What you are asked to do —
Write out the full set of records exactly. Any pictures in them do not belong in the copy.

---------- Task input

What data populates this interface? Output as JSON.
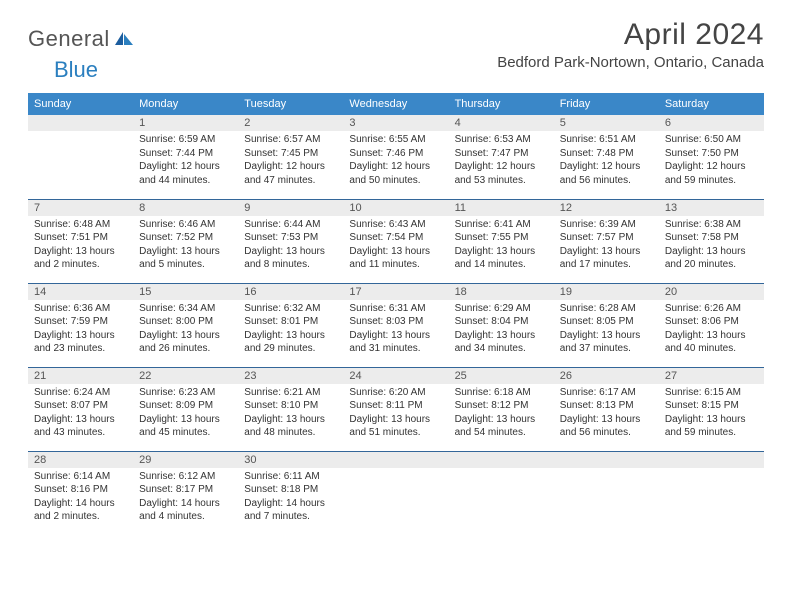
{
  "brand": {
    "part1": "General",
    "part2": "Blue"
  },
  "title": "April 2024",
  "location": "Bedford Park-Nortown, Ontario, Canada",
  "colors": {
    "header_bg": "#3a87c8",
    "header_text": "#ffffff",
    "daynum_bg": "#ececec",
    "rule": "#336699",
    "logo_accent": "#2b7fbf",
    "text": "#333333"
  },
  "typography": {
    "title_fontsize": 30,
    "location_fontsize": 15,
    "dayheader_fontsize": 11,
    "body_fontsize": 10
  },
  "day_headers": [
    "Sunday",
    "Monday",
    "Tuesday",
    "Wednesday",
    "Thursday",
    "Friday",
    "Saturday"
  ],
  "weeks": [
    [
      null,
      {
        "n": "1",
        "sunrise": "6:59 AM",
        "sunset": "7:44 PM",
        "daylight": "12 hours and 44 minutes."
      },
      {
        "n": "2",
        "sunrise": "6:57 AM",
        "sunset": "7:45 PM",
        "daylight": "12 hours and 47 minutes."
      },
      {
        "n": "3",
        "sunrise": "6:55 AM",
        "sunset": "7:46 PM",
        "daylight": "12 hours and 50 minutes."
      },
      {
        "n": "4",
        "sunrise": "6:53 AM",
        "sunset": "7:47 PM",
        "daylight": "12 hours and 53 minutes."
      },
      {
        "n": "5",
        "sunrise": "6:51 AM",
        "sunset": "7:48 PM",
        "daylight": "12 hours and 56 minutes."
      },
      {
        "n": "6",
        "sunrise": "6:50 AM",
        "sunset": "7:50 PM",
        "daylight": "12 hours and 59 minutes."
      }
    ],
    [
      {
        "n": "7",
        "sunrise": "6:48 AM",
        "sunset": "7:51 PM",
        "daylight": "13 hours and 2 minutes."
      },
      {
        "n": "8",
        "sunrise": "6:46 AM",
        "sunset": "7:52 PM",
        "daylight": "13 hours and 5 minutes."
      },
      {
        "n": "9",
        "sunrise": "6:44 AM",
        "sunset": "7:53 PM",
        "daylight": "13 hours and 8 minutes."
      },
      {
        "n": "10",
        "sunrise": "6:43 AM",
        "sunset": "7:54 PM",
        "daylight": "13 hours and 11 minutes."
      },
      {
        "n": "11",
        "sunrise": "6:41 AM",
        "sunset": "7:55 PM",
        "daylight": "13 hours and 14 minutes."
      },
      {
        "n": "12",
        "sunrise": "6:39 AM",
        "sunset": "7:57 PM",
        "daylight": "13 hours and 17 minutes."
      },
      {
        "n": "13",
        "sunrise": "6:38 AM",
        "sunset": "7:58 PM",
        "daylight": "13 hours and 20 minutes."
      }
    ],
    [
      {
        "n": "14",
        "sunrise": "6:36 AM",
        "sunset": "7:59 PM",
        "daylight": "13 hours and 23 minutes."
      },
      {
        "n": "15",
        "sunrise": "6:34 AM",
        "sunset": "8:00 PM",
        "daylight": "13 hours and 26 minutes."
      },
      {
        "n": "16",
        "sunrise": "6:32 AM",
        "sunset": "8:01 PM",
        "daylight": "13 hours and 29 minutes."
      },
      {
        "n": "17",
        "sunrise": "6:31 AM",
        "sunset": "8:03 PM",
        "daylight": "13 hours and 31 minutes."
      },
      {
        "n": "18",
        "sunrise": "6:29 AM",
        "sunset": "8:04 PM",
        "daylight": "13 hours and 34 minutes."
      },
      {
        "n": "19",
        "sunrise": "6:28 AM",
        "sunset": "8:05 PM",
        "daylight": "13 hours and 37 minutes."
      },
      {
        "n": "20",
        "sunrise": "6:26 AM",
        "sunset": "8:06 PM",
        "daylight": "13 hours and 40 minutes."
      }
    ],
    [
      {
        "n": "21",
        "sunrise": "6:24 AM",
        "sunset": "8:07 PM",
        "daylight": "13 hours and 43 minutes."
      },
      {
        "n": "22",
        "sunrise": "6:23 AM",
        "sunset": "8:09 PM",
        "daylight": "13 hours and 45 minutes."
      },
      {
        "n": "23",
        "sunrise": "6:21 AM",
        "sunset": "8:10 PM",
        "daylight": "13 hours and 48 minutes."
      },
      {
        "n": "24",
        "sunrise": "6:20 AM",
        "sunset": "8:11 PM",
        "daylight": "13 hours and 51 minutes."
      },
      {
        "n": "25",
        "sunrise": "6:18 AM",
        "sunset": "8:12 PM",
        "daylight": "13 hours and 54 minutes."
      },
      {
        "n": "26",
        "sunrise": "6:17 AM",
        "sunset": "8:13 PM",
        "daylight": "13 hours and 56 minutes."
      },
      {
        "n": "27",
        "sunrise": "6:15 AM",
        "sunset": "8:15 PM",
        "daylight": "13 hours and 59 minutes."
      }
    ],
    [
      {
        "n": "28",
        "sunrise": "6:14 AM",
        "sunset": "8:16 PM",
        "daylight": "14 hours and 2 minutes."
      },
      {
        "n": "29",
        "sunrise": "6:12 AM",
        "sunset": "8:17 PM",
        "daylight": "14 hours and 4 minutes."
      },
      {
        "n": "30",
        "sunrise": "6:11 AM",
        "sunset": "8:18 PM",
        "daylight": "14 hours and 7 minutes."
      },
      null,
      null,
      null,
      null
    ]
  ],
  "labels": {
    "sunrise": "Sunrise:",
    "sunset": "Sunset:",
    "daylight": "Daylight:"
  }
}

--------------------

Written answer —
What data populates this interface? Output as JSON.
{
  "brand": {
    "part1": "General",
    "part2": "Blue"
  },
  "title": "April 2024",
  "location": "Bedford Park-Nortown, Ontario, Canada",
  "colors": {
    "header_bg": "#3a87c8",
    "header_text": "#ffffff",
    "daynum_bg": "#ececec",
    "rule": "#336699",
    "logo_accent": "#2b7fbf",
    "text": "#333333"
  },
  "typography": {
    "title_fontsize": 30,
    "location_fontsize": 15,
    "dayheader_fontsize": 11,
    "body_fontsize": 10
  },
  "day_headers": [
    "Sunday",
    "Monday",
    "Tuesday",
    "Wednesday",
    "Thursday",
    "Friday",
    "Saturday"
  ],
  "weeks": [
    [
      null,
      {
        "n": "1",
        "sunrise": "6:59 AM",
        "sunset": "7:44 PM",
        "daylight": "12 hours and 44 minutes."
      },
      {
        "n": "2",
        "sunrise": "6:57 AM",
        "sunset": "7:45 PM",
        "daylight": "12 hours and 47 minutes."
      },
      {
        "n": "3",
        "sunrise": "6:55 AM",
        "sunset": "7:46 PM",
        "daylight": "12 hours and 50 minutes."
      },
      {
        "n": "4",
        "sunrise": "6:53 AM",
        "sunset": "7:47 PM",
        "daylight": "12 hours and 53 minutes."
      },
      {
        "n": "5",
        "sunrise": "6:51 AM",
        "sunset": "7:48 PM",
        "daylight": "12 hours and 56 minutes."
      },
      {
        "n": "6",
        "sunrise": "6:50 AM",
        "sunset": "7:50 PM",
        "daylight": "12 hours and 59 minutes."
      }
    ],
    [
      {
        "n": "7",
        "sunrise": "6:48 AM",
        "sunset": "7:51 PM",
        "daylight": "13 hours and 2 minutes."
      },
      {
        "n": "8",
        "sunrise": "6:46 AM",
        "sunset": "7:52 PM",
        "daylight": "13 hours and 5 minutes."
      },
      {
        "n": "9",
        "sunrise": "6:44 AM",
        "sunset": "7:53 PM",
        "daylight": "13 hours and 8 minutes."
      },
      {
        "n": "10",
        "sunrise": "6:43 AM",
        "sunset": "7:54 PM",
        "daylight": "13 hours and 11 minutes."
      },
      {
        "n": "11",
        "sunrise": "6:41 AM",
        "sunset": "7:55 PM",
        "daylight": "13 hours and 14 minutes."
      },
      {
        "n": "12",
        "sunrise": "6:39 AM",
        "sunset": "7:57 PM",
        "daylight": "13 hours and 17 minutes."
      },
      {
        "n": "13",
        "sunrise": "6:38 AM",
        "sunset": "7:58 PM",
        "daylight": "13 hours and 20 minutes."
      }
    ],
    [
      {
        "n": "14",
        "sunrise": "6:36 AM",
        "sunset": "7:59 PM",
        "daylight": "13 hours and 23 minutes."
      },
      {
        "n": "15",
        "sunrise": "6:34 AM",
        "sunset": "8:00 PM",
        "daylight": "13 hours and 26 minutes."
      },
      {
        "n": "16",
        "sunrise": "6:32 AM",
        "sunset": "8:01 PM",
        "daylight": "13 hours and 29 minutes."
      },
      {
        "n": "17",
        "sunrise": "6:31 AM",
        "sunset": "8:03 PM",
        "daylight": "13 hours and 31 minutes."
      },
      {
        "n": "18",
        "sunrise": "6:29 AM",
        "sunset": "8:04 PM",
        "daylight": "13 hours and 34 minutes."
      },
      {
        "n": "19",
        "sunrise": "6:28 AM",
        "sunset": "8:05 PM",
        "daylight": "13 hours and 37 minutes."
      },
      {
        "n": "20",
        "sunrise": "6:26 AM",
        "sunset": "8:06 PM",
        "daylight": "13 hours and 40 minutes."
      }
    ],
    [
      {
        "n": "21",
        "sunrise": "6:24 AM",
        "sunset": "8:07 PM",
        "daylight": "13 hours and 43 minutes."
      },
      {
        "n": "22",
        "sunrise": "6:23 AM",
        "sunset": "8:09 PM",
        "daylight": "13 hours and 45 minutes."
      },
      {
        "n": "23",
        "sunrise": "6:21 AM",
        "sunset": "8:10 PM",
        "daylight": "13 hours and 48 minutes."
      },
      {
        "n": "24",
        "sunrise": "6:20 AM",
        "sunset": "8:11 PM",
        "daylight": "13 hours and 51 minutes."
      },
      {
        "n": "25",
        "sunrise": "6:18 AM",
        "sunset": "8:12 PM",
        "daylight": "13 hours and 54 minutes."
      },
      {
        "n": "26",
        "sunrise": "6:17 AM",
        "sunset": "8:13 PM",
        "daylight": "13 hours and 56 minutes."
      },
      {
        "n": "27",
        "sunrise": "6:15 AM",
        "sunset": "8:15 PM",
        "daylight": "13 hours and 59 minutes."
      }
    ],
    [
      {
        "n": "28",
        "sunrise": "6:14 AM",
        "sunset": "8:16 PM",
        "daylight": "14 hours and 2 minutes."
      },
      {
        "n": "29",
        "sunrise": "6:12 AM",
        "sunset": "8:17 PM",
        "daylight": "14 hours and 4 minutes."
      },
      {
        "n": "30",
        "sunrise": "6:11 AM",
        "sunset": "8:18 PM",
        "daylight": "14 hours and 7 minutes."
      },
      null,
      null,
      null,
      null
    ]
  ],
  "labels": {
    "sunrise": "Sunrise:",
    "sunset": "Sunset:",
    "daylight": "Daylight:"
  }
}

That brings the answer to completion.